WHAT TO DO >> Transcribe the entries that follow, word for word.

TASK INPUTS >>
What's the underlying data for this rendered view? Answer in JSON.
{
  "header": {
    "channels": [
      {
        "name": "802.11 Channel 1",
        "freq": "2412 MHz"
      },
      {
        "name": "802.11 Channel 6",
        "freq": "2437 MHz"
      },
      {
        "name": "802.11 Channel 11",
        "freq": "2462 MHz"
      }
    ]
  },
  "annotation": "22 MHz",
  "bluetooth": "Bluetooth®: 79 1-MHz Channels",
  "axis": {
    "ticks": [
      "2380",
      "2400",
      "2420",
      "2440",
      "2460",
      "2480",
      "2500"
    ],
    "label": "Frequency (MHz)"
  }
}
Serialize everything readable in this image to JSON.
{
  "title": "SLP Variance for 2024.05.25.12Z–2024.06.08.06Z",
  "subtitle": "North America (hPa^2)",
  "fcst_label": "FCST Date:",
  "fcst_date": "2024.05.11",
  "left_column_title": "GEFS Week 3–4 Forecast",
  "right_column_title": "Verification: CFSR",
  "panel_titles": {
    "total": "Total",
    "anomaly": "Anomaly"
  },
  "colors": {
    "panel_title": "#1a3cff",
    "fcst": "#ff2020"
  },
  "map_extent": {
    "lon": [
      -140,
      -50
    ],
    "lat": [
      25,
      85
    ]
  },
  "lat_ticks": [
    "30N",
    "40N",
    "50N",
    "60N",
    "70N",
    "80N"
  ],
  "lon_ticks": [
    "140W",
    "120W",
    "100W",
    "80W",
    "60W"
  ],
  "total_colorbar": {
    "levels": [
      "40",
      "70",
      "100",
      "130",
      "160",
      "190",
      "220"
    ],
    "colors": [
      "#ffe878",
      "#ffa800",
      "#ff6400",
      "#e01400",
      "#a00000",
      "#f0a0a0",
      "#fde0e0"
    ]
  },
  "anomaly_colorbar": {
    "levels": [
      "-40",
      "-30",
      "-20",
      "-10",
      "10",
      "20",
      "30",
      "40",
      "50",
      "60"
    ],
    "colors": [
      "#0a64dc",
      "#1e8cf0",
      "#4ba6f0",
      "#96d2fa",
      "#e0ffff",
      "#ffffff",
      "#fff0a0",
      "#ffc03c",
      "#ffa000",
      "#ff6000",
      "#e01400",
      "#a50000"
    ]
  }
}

OUTPUT OF THE TASK >>
What's the underlying data for this rendered view? Answer in JSON.
{
  "header": {
    "channels": [
      {
        "name": "802.11 Channel 1",
        "freq": "2412 MHz"
      },
      {
        "name": "802.11 Channel 6",
        "freq": "2437 MHz"
      },
      {
        "name": "802.11 Channel 11",
        "freq": "2462 MHz"
      }
    ]
  },
  "annotation": "22 MHz",
  "bluetooth": "Bluetooth®: 79 1-MHz Channels",
  "axis": {
    "ticks": [
      "2380",
      "2400",
      "2420",
      "2440",
      "2460",
      "2480",
      "2500"
    ],
    "label": "Frequency (MHz)"
  }
}
Serialize everything readable in this image to JSON.
{
  "title": "SLP Variance for 2024.05.25.12Z–2024.06.08.06Z",
  "subtitle": "North America (hPa^2)",
  "fcst_label": "FCST Date:",
  "fcst_date": "2024.05.11",
  "left_column_title": "GEFS Week 3–4 Forecast",
  "right_column_title": "Verification: CFSR",
  "panel_titles": {
    "total": "Total",
    "anomaly": "Anomaly"
  },
  "colors": {
    "panel_title": "#1a3cff",
    "fcst": "#ff2020"
  },
  "map_extent": {
    "lon": [
      -140,
      -50
    ],
    "lat": [
      25,
      85
    ]
  },
  "lat_ticks": [
    "30N",
    "40N",
    "50N",
    "60N",
    "70N",
    "80N"
  ],
  "lon_ticks": [
    "140W",
    "120W",
    "100W",
    "80W",
    "60W"
  ],
  "total_colorbar": {
    "levels": [
      "40",
      "70",
      "100",
      "130",
      "160",
      "190",
      "220"
    ],
    "colors": [
      "#ffe878",
      "#ffa800",
      "#ff6400",
      "#e01400",
      "#a00000",
      "#f0a0a0",
      "#fde0e0"
    ]
  },
  "anomaly_colorbar": {
    "levels": [
      "-40",
      "-30",
      "-20",
      "-10",
      "10",
      "20",
      "30",
      "40",
      "50",
      "60"
    ],
    "colors": [
      "#0a64dc",
      "#1e8cf0",
      "#4ba6f0",
      "#96d2fa",
      "#e0ffff",
      "#ffffff",
      "#fff0a0",
      "#ffc03c",
      "#ffa000",
      "#ff6000",
      "#e01400",
      "#a50000"
    ]
  }
}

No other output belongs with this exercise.